[Stored data entries]
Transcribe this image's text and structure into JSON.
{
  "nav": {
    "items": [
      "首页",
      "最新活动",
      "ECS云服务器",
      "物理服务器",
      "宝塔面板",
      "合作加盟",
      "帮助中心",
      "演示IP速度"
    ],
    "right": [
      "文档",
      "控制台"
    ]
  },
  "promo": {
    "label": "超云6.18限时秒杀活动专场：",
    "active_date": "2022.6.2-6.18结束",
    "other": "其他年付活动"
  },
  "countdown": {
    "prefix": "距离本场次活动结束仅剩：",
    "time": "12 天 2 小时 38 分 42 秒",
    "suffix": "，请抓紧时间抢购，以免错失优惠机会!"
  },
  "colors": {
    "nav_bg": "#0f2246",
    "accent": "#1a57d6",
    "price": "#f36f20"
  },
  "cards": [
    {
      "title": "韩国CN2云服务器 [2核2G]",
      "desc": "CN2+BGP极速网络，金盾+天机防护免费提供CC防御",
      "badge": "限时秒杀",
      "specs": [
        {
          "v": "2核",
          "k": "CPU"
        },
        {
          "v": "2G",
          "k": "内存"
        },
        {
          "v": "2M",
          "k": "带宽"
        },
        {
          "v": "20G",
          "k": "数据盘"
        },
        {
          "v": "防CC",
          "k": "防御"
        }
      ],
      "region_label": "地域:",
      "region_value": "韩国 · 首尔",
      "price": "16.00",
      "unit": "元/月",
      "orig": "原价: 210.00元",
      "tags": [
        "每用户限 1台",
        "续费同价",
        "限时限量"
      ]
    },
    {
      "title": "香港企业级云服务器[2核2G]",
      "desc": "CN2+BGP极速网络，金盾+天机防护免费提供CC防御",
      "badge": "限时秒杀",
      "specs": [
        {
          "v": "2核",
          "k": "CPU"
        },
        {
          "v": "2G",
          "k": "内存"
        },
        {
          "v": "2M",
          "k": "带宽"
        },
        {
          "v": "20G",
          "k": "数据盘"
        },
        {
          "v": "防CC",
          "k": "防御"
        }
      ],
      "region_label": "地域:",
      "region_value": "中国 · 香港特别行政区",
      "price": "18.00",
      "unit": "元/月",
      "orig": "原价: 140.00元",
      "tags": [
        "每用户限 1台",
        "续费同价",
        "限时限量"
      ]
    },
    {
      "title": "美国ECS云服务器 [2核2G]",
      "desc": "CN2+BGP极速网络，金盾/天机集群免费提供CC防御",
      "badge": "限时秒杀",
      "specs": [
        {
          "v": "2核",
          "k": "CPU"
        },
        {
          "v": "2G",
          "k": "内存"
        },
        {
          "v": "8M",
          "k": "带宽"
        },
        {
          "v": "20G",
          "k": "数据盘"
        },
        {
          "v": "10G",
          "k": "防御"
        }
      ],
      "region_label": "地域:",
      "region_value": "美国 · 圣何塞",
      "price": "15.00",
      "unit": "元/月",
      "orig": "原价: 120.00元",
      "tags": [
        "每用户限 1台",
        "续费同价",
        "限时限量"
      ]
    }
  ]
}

Direction » List each line holding the string "price".

Full answer »
    "price": "#f36f20"
      "price": "16.00",
      "price": "18.00",
      "price": "15.00",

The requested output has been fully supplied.